SET TASK = Below are the records; copy each line in them that holds the word "výše".
-----
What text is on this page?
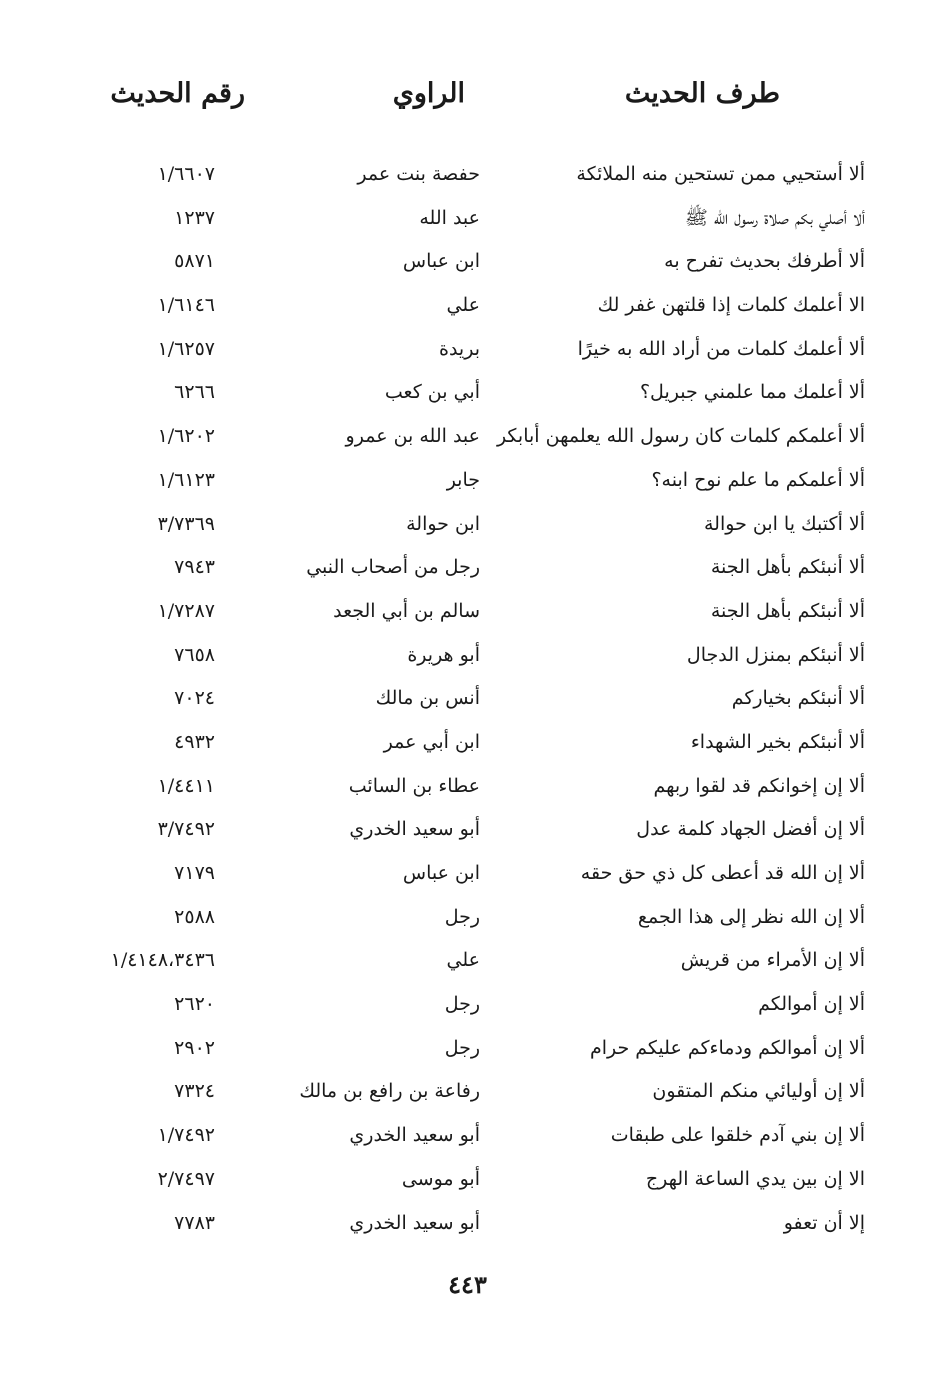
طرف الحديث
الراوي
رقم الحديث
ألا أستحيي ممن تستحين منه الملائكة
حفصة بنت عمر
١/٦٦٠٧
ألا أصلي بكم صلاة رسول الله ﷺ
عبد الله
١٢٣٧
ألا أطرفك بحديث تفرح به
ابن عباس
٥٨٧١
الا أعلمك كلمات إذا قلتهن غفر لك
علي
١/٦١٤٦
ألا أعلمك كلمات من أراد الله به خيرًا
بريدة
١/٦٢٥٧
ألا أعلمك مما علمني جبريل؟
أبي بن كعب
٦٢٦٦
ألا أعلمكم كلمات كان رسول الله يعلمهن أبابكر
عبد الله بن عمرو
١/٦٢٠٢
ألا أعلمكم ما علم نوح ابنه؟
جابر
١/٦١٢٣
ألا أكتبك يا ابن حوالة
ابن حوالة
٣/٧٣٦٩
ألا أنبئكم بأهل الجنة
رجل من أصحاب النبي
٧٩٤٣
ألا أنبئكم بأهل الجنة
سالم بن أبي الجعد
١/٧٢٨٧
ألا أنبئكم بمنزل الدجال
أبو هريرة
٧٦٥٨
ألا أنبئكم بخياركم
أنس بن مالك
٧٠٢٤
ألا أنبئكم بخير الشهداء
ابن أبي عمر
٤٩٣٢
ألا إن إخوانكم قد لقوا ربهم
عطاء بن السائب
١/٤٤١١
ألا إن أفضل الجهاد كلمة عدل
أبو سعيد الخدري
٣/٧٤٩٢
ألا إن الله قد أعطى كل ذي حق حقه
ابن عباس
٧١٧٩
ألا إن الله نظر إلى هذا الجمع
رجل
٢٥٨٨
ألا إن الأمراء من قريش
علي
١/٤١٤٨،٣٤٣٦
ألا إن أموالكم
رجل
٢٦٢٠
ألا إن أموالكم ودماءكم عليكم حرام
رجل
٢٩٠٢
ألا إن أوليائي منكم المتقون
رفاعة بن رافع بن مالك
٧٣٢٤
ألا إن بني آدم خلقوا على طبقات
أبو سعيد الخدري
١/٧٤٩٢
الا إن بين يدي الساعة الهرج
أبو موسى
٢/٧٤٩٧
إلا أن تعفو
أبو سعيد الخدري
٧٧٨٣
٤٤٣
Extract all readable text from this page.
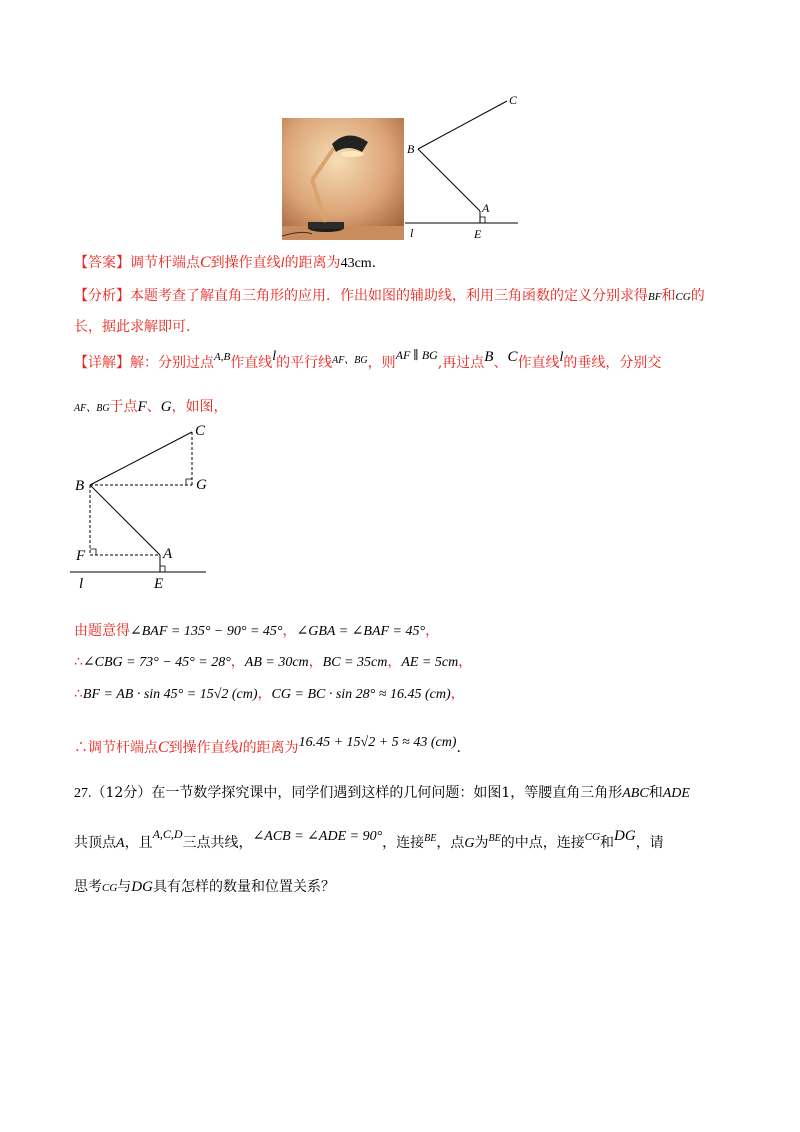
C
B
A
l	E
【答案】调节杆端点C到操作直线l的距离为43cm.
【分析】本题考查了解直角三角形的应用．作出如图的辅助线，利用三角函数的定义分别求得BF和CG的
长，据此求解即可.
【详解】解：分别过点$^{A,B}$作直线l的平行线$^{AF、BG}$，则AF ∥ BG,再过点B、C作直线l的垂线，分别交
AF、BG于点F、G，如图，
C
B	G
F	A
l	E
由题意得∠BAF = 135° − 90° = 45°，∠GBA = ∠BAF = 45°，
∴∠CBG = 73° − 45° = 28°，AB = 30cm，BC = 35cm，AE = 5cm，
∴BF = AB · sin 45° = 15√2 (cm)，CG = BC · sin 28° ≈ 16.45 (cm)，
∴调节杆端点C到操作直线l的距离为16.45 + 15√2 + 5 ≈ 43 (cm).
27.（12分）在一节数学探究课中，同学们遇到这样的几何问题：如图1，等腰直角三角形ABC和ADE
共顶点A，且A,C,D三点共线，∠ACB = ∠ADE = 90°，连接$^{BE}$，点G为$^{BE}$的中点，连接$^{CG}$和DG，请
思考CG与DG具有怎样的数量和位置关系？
-----
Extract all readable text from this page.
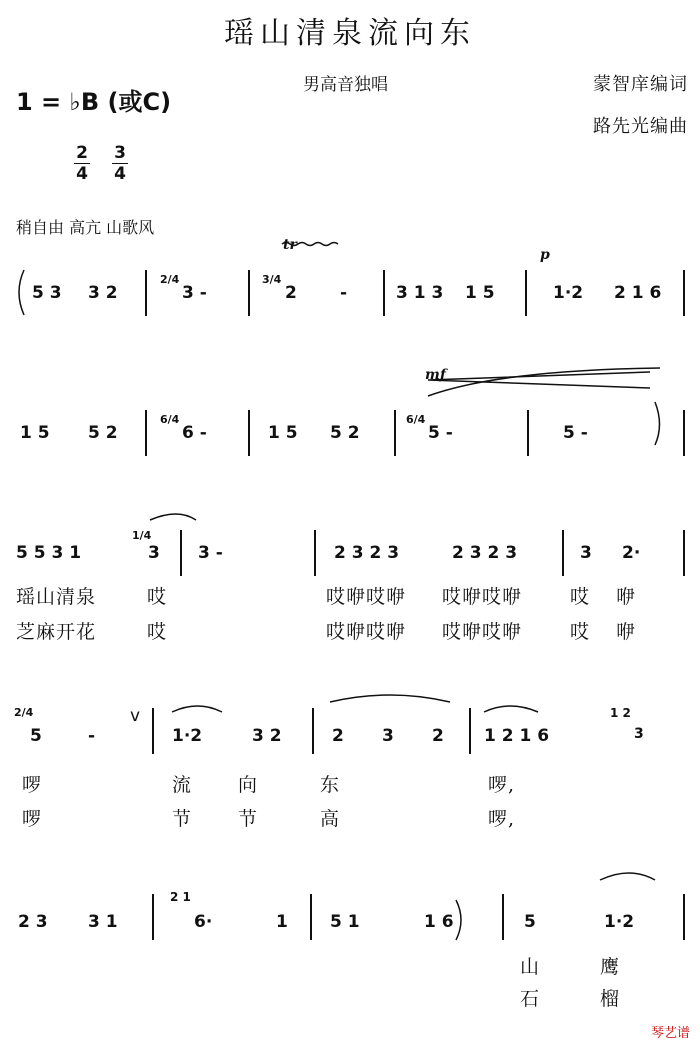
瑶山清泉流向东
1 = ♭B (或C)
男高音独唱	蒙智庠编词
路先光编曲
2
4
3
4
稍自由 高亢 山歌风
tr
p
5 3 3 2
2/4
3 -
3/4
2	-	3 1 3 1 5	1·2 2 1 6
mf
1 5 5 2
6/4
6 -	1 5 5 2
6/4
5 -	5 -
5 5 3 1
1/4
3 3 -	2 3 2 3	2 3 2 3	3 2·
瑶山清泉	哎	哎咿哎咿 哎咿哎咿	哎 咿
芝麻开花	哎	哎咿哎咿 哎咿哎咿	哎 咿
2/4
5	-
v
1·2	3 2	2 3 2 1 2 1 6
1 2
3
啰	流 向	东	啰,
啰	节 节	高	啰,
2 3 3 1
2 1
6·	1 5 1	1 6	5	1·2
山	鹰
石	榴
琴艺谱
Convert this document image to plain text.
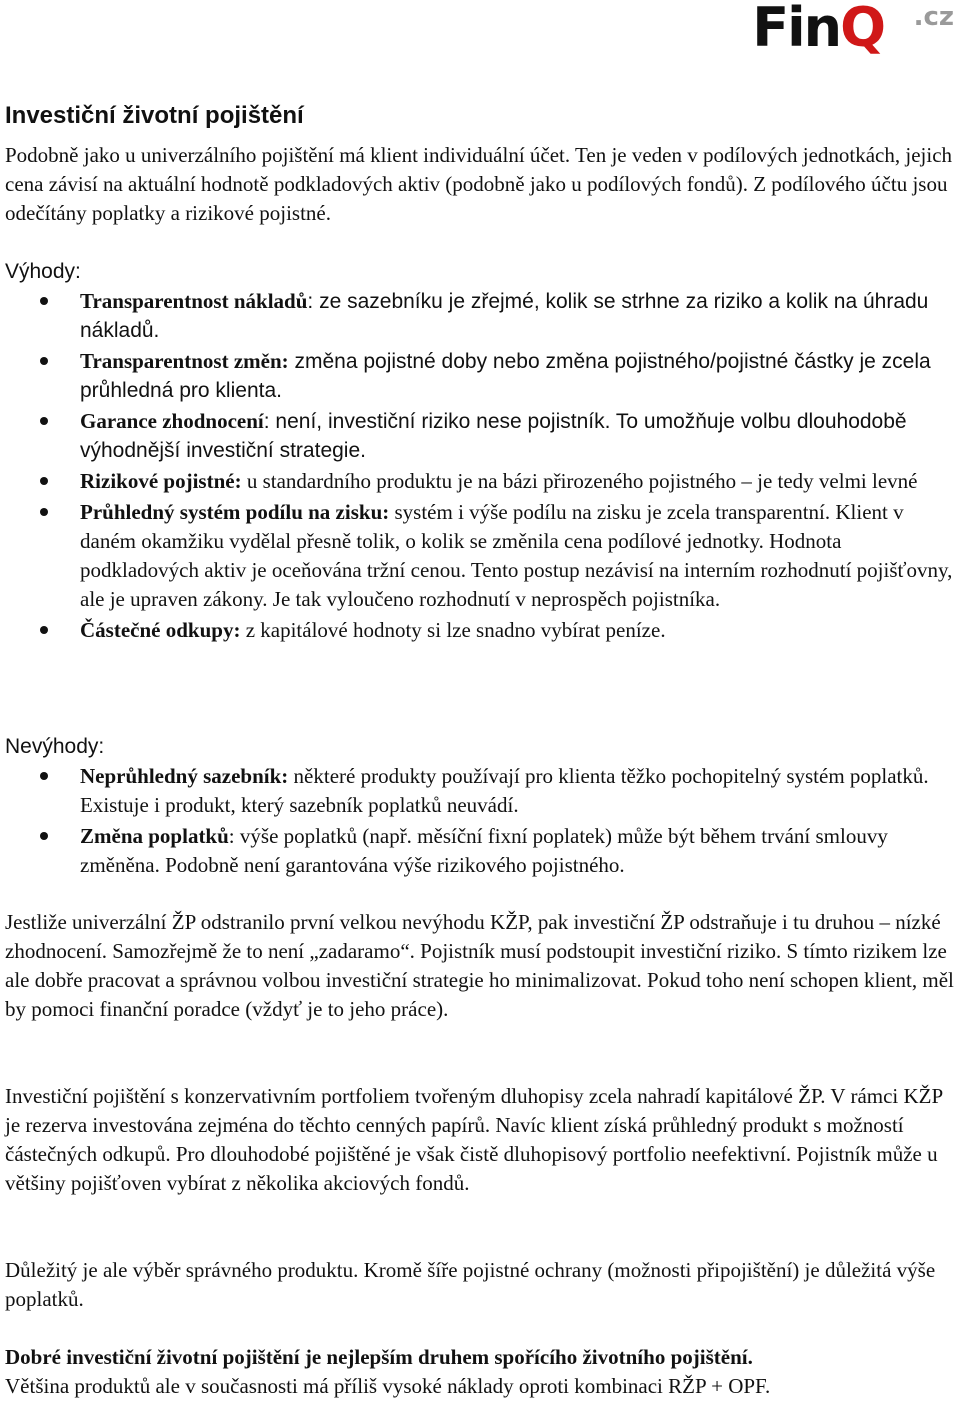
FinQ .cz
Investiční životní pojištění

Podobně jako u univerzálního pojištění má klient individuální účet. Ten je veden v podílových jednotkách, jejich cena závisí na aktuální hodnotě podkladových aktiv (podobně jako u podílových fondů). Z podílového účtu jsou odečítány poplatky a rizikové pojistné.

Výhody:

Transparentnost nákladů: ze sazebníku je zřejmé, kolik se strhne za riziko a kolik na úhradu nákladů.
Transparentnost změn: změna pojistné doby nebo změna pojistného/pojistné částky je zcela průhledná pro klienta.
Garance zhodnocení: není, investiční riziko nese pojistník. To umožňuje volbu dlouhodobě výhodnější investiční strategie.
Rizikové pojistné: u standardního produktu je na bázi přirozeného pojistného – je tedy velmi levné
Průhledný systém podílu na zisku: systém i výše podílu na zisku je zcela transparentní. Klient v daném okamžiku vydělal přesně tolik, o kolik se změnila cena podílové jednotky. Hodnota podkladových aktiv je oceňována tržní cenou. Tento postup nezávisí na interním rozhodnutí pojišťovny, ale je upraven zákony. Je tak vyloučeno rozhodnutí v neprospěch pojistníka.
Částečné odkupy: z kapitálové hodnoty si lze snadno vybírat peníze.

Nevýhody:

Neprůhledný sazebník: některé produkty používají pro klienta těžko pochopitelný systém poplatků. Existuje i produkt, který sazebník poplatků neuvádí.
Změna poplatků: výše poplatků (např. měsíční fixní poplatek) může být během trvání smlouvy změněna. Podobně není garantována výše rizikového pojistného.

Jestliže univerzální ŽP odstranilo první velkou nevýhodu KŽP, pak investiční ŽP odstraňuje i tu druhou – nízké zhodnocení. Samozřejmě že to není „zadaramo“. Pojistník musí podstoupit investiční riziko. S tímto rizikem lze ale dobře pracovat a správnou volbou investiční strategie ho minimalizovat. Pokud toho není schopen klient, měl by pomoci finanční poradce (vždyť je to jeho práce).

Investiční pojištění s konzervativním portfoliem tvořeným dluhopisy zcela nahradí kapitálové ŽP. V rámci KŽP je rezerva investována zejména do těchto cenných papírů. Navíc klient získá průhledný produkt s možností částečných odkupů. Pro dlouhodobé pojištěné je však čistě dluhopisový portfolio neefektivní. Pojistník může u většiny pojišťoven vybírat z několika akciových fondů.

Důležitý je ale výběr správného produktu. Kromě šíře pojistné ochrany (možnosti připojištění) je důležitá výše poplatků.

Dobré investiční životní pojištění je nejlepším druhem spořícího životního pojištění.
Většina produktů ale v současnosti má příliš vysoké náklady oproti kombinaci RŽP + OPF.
-----
SOLVED EXERCISE =
Průhledný systém podílu na zisku: systém i výše podílu na zisku je zcela transparentní. Klient v daném okamžiku vydělal přesně tolik, o kolik se změnila cena podílové jednotky. Hodnota podkladových aktiv je oceňována tržní cenou. Tento postup nezávisí na interním rozhodnutí pojišťovny, ale je upraven zákony. Je tak vyloučeno rozhodnutí v neprospěch pojistníka.
Změna poplatků: výše poplatků (např. měsíční fixní poplatek) může být během trvání smlouvy změněna. Podobně není garantována výše rizikového pojistného.
Důležitý je ale výběr správného produktu. Kromě šíře pojistné ochrany (možnosti připojištění) je důležitá výše poplatků.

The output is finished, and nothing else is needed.